Set exercise ▸ Below are some records; reproduce every one of them exactly.

(Stored records)
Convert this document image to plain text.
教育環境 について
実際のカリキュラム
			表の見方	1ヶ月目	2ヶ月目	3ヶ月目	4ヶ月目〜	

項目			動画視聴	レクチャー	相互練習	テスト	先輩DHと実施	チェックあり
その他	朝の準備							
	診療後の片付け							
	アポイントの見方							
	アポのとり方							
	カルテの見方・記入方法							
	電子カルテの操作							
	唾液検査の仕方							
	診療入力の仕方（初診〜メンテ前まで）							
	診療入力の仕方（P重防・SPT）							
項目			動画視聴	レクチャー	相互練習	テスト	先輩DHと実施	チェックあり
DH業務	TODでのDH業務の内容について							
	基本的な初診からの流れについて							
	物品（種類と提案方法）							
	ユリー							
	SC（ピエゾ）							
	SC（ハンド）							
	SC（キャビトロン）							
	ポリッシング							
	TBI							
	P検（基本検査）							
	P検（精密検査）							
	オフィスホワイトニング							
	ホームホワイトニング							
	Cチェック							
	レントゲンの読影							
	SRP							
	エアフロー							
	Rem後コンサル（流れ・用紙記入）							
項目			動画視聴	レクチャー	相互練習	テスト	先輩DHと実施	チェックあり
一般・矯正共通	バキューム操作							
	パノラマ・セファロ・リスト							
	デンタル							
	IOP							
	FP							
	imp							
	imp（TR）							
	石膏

Final answer ▸
Convert this document image to plain text.
教育環境 について
実際のカリキュラム
			表の見方	1ヶ月目	2ヶ月目	3ヶ月目	4ヶ月目〜	

項目			動画視聴	レクチャー	相互練習	テスト	先輩DHと実施	チェックあり
その他	朝の準備							
	診療後の片付け							
	アポイントの見方							
	アポのとり方							
	カルテの見方・記入方法							
	電子カルテの操作							
	唾液検査の仕方							
	診療入力の仕方（初診〜メンテ前まで）							
	診療入力の仕方（P重防・SPT）							
項目			動画視聴	レクチャー	相互練習	テスト	先輩DHと実施	チェックあり
DH業務	TODでのDH業務の内容について							
	基本的な初診からの流れについて							
	物品（種類と提案方法）							
	ユリー							
	SC（ピエゾ）							
	SC（ハンド）							
	SC（キャビトロン）							
	ポリッシング							
	TBI							
	P検（基本検査）							
	P検（精密検査）							
	オフィスホワイトニング							
	ホームホワイトニング							
	Cチェック							
	レントゲンの読影							
	SRP							
	エアフロー							
	Rem後コンサル（流れ・用紙記入）							
項目			動画視聴	レクチャー	相互練習	テスト	先輩DHと実施	チェックあり
一般・矯正共通	バキューム操作							
	パノラマ・セファロ・リスト							
	デンタル							
	IOP							
	FP							
	imp							
	imp（TR）							
	石膏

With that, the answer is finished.